# UK Skunk Registry



## Lucy_ (Jul 9, 2008)

Hey guys and girls!

We have finally completed the reg.... so feel free now to register you skunks, you can sign up to the site, and this will just give you access to some of the blocked pages, however you dont need to be a member to register your skunk, so if you dont want to join up then its fine, you can still register info about your skunks, litters and deaths etc so fill in as much info about them as poss, inc any operations illnesses etc that they have had in the additional comments box.

One you have done this, your information will be transfered to the database where your certificate will be issued, this will then be emailed over to you asap.

The site is still being updated so there will be a few more changes over the next couple of weeks (more info in caresheet, forum etc) but it wont otherwise be anything vital or majorly noticable.
It would be great if you could give us some feed back on the site and let us know what you think... good AND bad! lol there is a guestbook section for you to do this:flrt:

The site isnt just for skunk owners, anyone can join : victory:

I would also like to say thank you to faith from the UK APH Reg as she has helped me ALOT with setting up the database! so thank youuu!
Along with emma, who is running the site with me and has helped to keep me sane hehe

Hope you like!:2thumb:

www.ukskunks.com 

xx


----------



## xXFooFooLaFluffXx (Aug 4, 2007)

luce ive signed up n must have mistyped my password! can you reset it for me or something please?


----------



## Lucy_ (Jul 9, 2008)

lol one min let me see


----------



## artype (Dec 1, 2008)

We've just signed up and registered April


----------



## animal addict (Jun 1, 2008)

awww looks really good - sorry to be nit picky  but I thought you may like to know - theres quite a few typing/spelling errors throughout the site - didnt want to post it up on the guestbook as its a silly thing to point out on there - loving the skunky piccies


----------



## Lucy_ (Jul 9, 2008)

■ Extracted data ■
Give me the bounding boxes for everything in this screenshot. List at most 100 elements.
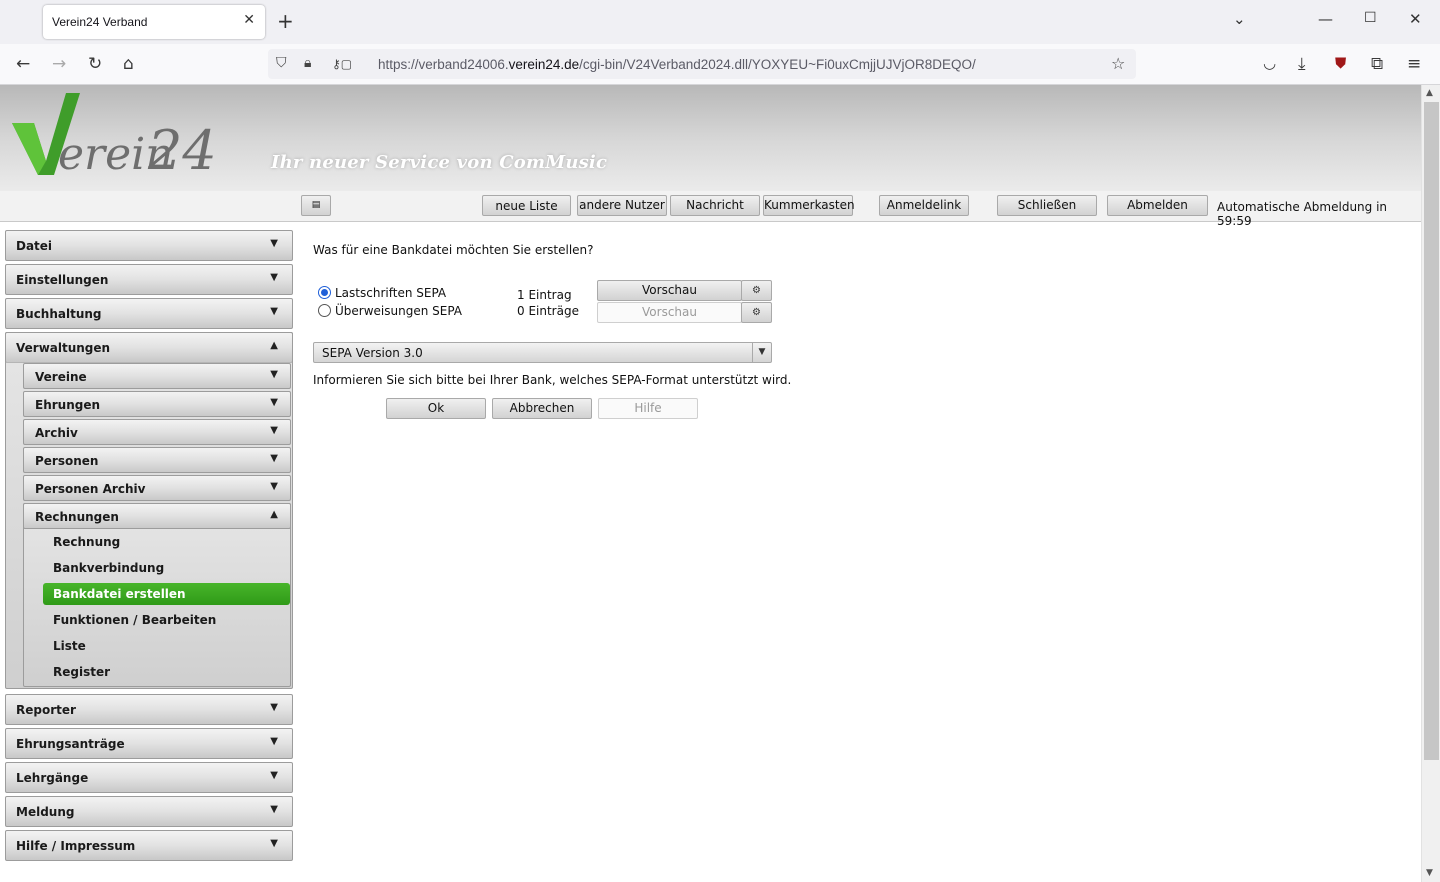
option-count-lastschriften: 1 Eintrag [517,288,572,302]
option-count-ueberweisungen: 0 Einträge [517,304,579,318]
sidebar-item-liste[interactable]: Liste [43,635,290,657]
message-button[interactable]: Nachricht [670,195,760,216]
chevron-down-icon: ▼ [270,369,278,380]
permissions-icon[interactable]: ⚷▢ [332,57,352,71]
sidebar-item-label: Vereine [35,370,87,384]
sidebar-item-personen-archiv[interactable]: Personen Archiv ▼ [23,475,291,501]
chevron-down-icon: ▼ [270,838,278,849]
sidebar-item-verwaltungen[interactable]: Verwaltungen ▲ [5,332,293,363]
option-label-ueberweisungen[interactable]: Überweisungen SEPA [335,304,462,318]
logout-button[interactable]: Abmelden [1107,195,1208,216]
login-link-button[interactable]: Anmeldelink [879,195,969,216]
scroll-thumb[interactable] [1424,102,1439,760]
sidebar-item-label: Lehrgänge [16,771,89,785]
new-tab-icon[interactable]: + [277,9,294,33]
chevron-down-icon[interactable]: ▼ [752,343,771,362]
browser-tabstrip: Verein24 Verband ✕ + ⌄ — ☐ ✕ [0,0,1440,44]
url-bar[interactable]: ⛉ 🔒︎ ⚷▢ https://verband24006.verein24.de… [268,49,1136,79]
window-close-icon[interactable]: ✕ [1409,10,1422,28]
sidebar-item-register[interactable]: Register [43,661,290,683]
sidebar-item-label: Reporter [16,703,76,717]
chevron-down-icon: ▼ [270,770,278,781]
auto-logout-timer: Automatische Abmeldung in 59:59 [1217,200,1388,228]
other-users-button[interactable]: andere Nutzer [577,195,667,216]
sidebar-item-personen[interactable]: Personen ▼ [23,447,291,473]
ok-button[interactable]: Ok [386,398,486,419]
back-icon[interactable]: ← [16,54,30,74]
complaint-box-button[interactable]: Kummerkasten [763,195,855,216]
chevron-up-icon: ▲ [270,340,278,351]
extensions-icon[interactable]: ⧉ [1371,54,1383,74]
sidebar-item-label: Ehrungen [35,398,101,412]
ublock-icon[interactable]: ⛊ [1335,54,1346,72]
tab-list-icon[interactable]: ⌄ [1233,10,1246,28]
sidebar-item-lehrgaenge[interactable]: Lehrgänge ▼ [5,762,293,793]
sepa-info-text: Informieren Sie sich bitte bei Ihrer Ban… [313,373,792,387]
sidebar-item-archiv[interactable]: Archiv ▼ [23,419,291,445]
sepa-version-select[interactable]: SEPA Version 3.0 ▼ [313,342,772,363]
cancel-button[interactable]: Abbrechen [492,398,592,419]
sidebar-item-datei[interactable]: Datei ▼ [5,230,293,261]
sidebar-item-vereine[interactable]: Vereine ▼ [23,363,291,389]
header-tagline: Ihr neuer Service von ComMusic [271,152,608,173]
sidebar-item-label: Archiv [35,426,78,440]
settings-gear-icon[interactable]: ⚙ [741,302,772,323]
radio-lastschriften[interactable] [318,286,331,299]
sidebar-item-rechnung[interactable]: Rechnung [43,531,290,553]
sidebar-item-bankdatei-erstellen[interactable]: Bankdatei erstellen [43,583,290,605]
menu-icon[interactable]: ≡ [1407,54,1421,74]
option-label-lastschriften[interactable]: Lastschriften SEPA [335,286,446,300]
sidebar-item-label: Verwaltungen [16,341,111,355]
sidebar-item-buchhaltung[interactable]: Buchhaltung ▼ [5,298,293,329]
chevron-down-icon: ▼ [270,702,278,713]
sidebar-item-ehrungsantraege[interactable]: Ehrungsanträge ▼ [5,728,293,759]
sidebar-item-label: Ehrungsanträge [16,737,125,751]
sepa-version-value: SEPA Version 3.0 [322,346,423,360]
action-toolbar: ▤ neue Liste andere Nutzer Nachricht Kum… [0,191,1421,228]
url-text: https://verband24006.verein24.de/cgi-bin… [378,57,976,72]
sidebar-item-label: Rechnungen [35,510,119,524]
sidebar-item-bankverbindung[interactable]: Bankverbindung [43,557,290,579]
preview-lastschriften-button[interactable]: Vorschau [597,280,742,301]
chevron-up-icon: ▲ [270,509,278,520]
bookmark-star-icon[interactable]: ☆ [1111,54,1125,73]
scroll-up-icon[interactable]: ▲ [1426,88,1433,98]
chevron-down-icon: ▼ [270,481,278,492]
shield-icon[interactable]: ⛉ [276,55,287,71]
sidebar-item-hilfe-impressum[interactable]: Hilfe / Impressum ▼ [5,830,293,861]
sidebar-item-label: Buchhaltung [16,307,102,321]
chevron-down-icon: ▼ [270,425,278,436]
sidebar-item-label: Personen Archiv [35,482,146,496]
sidebar-item-reporter[interactable]: Reporter ▼ [5,694,293,725]
radio-ueberweisungen[interactable] [318,304,331,317]
preview-ueberweisungen-button[interactable]: Vorschau [597,302,742,323]
reload-icon[interactable]: ↻ [88,54,102,74]
sidebar-item-label: Meldung [16,805,75,819]
sidebar-item-meldung[interactable]: Meldung ▼ [5,796,293,827]
close-button[interactable]: Schließen [997,195,1097,216]
download-icon[interactable]: ⤓ [1298,54,1306,74]
sidebar-item-funktionen-bearbeiten[interactable]: Funktionen / Bearbeiten [43,609,290,631]
forward-icon[interactable]: → [52,54,66,74]
sidebar-item-ehrungen[interactable]: Ehrungen ▼ [23,391,291,417]
lock-icon[interactable]: 🔒︎ [304,55,311,71]
home-icon[interactable]: ⌂ [123,54,134,74]
tab-title: Verein24 Verband [52,15,148,29]
minimize-icon[interactable]: — [1318,10,1333,28]
new-list-button[interactable]: neue Liste [482,195,571,216]
verein24-logo: erein 24 [12,93,217,182]
scroll-down-icon[interactable]: ▼ [1426,868,1433,878]
chevron-down-icon: ▼ [270,736,278,747]
sidebar-item-einstellungen[interactable]: Einstellungen ▼ [5,264,293,295]
chevron-down-icon: ▼ [270,238,278,249]
sidebar-toggle-button[interactable]: ▤ [301,195,331,216]
help-button[interactable]: Hilfe [598,398,698,419]
pocket-icon[interactable]: ◡ [1263,54,1276,72]
sidebar-item-rechnungen[interactable]: Rechnungen ▲ [23,503,291,529]
browser-tab[interactable]: Verein24 Verband ✕ [43,5,265,39]
page-scrollbar[interactable]: ▲ ▼ [1421,85,1440,882]
close-tab-icon[interactable]: ✕ [243,12,255,28]
svg-text:24: 24 [147,119,217,182]
settings-gear-icon[interactable]: ⚙ [741,280,772,301]
maximize-icon[interactable]: ☐ [1364,10,1377,26]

■ Required work ■
Resume the forum thread about the UK Skunk Registry at the point where it stops, not the material.

■ Result of the task ■
thanks guys!
got your form for april and will get your cert out to you aspa... will spell check it in a min... like i said there are still bits that need finishing(like spelling) lol but i just wanted to get it up and running and then finish things like this over the next few days, i was too tired to do it last night! lol


----------



## tillie (Jan 9, 2008)

Ive registered George


----------



## xXFooFooLaFluffXx (Aug 4, 2007)

tillie said:


> Ive registered George


 oooohhh piccies of george? :flrt:


----------



## farmercoope (Aug 19, 2008)

xXFooFooLaFluffXx said:


> oooohhh piccies of george? :flrt:


theres some on the sugar glider forum, i hope she puts more updateso n here though too!


----------



## xXFooFooLaFluffXx (Aug 4, 2007)

farmercoope said:


> theres some on the sugar glider forum, i hope she puts more updateso n here though too!


 
:lol2: i dont do the sugar glider forum


----------



## farmercoope (Aug 19, 2008)

neither do i, im not intrested in suggies, but i was searching skunks and came across the pics, you dont need to be a member


----------



## xXFooFooLaFluffXx (Aug 4, 2007)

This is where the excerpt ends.